# TASK STATEMENT
Tell how many lines contain the word "行业股息率水平". Reply with the number only.

--- begin ---

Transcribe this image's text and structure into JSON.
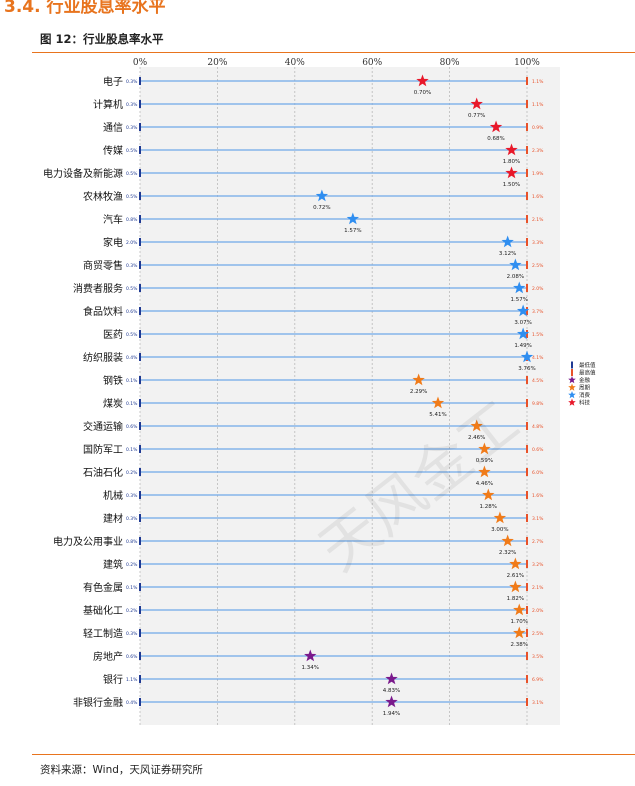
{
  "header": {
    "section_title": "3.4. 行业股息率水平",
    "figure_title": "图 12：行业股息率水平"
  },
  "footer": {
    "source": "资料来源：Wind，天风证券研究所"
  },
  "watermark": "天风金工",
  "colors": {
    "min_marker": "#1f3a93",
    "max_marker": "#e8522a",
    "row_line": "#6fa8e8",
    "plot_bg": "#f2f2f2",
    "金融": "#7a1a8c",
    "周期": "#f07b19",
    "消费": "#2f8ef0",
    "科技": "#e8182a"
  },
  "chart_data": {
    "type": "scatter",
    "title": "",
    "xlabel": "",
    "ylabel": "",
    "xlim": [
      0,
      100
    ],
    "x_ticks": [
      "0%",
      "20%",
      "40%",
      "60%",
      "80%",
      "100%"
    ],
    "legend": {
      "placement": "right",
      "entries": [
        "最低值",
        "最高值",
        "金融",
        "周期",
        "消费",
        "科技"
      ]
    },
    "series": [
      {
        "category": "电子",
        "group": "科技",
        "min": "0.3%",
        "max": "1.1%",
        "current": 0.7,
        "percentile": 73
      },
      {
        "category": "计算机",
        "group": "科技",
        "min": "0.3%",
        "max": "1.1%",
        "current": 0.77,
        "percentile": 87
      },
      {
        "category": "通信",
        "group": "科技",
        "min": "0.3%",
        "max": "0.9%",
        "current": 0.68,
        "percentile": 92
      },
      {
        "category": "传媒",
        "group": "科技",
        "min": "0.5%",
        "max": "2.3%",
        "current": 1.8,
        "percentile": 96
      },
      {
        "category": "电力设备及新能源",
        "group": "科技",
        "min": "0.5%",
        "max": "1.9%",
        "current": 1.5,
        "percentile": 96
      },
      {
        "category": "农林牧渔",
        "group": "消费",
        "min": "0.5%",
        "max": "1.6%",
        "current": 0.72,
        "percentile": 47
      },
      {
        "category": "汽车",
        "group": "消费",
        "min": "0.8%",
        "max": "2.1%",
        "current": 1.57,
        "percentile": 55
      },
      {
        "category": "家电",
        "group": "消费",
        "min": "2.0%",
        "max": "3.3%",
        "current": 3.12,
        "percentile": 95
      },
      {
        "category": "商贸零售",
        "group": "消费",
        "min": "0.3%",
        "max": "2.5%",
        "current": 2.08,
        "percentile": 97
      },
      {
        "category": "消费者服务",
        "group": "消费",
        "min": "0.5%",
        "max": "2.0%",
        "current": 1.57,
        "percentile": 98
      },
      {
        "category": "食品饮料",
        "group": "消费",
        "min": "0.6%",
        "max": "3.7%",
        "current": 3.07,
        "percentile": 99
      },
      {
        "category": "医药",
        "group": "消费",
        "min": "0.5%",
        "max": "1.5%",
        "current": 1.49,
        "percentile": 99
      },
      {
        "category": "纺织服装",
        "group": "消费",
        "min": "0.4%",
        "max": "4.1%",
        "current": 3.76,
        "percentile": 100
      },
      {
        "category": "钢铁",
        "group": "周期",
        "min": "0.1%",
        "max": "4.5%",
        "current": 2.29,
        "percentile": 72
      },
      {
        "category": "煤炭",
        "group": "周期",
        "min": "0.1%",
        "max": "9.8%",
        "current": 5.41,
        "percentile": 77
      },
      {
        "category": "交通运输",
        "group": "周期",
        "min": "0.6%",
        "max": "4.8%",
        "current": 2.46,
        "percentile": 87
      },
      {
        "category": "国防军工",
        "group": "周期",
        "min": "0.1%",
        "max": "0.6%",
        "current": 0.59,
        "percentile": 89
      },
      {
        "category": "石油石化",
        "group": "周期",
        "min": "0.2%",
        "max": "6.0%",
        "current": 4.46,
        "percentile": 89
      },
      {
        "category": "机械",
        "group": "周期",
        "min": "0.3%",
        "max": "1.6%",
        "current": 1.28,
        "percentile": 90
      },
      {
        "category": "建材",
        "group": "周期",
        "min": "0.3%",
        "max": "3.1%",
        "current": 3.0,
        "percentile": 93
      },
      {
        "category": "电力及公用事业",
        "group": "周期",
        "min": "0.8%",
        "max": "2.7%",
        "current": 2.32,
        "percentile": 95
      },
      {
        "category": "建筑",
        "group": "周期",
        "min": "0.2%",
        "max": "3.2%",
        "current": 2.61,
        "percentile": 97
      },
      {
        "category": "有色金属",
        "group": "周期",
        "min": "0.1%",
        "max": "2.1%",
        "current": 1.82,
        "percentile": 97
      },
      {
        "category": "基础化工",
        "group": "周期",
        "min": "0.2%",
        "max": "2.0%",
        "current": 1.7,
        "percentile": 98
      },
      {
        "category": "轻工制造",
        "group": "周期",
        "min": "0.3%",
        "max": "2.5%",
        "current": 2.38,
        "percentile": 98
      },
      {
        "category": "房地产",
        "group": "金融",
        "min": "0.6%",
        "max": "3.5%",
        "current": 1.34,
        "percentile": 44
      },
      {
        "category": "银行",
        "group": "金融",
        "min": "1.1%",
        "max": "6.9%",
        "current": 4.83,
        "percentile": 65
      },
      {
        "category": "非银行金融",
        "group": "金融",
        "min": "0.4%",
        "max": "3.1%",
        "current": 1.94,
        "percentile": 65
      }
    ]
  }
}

--- end ---

# RESPONSE TO THIS EXERCISE
2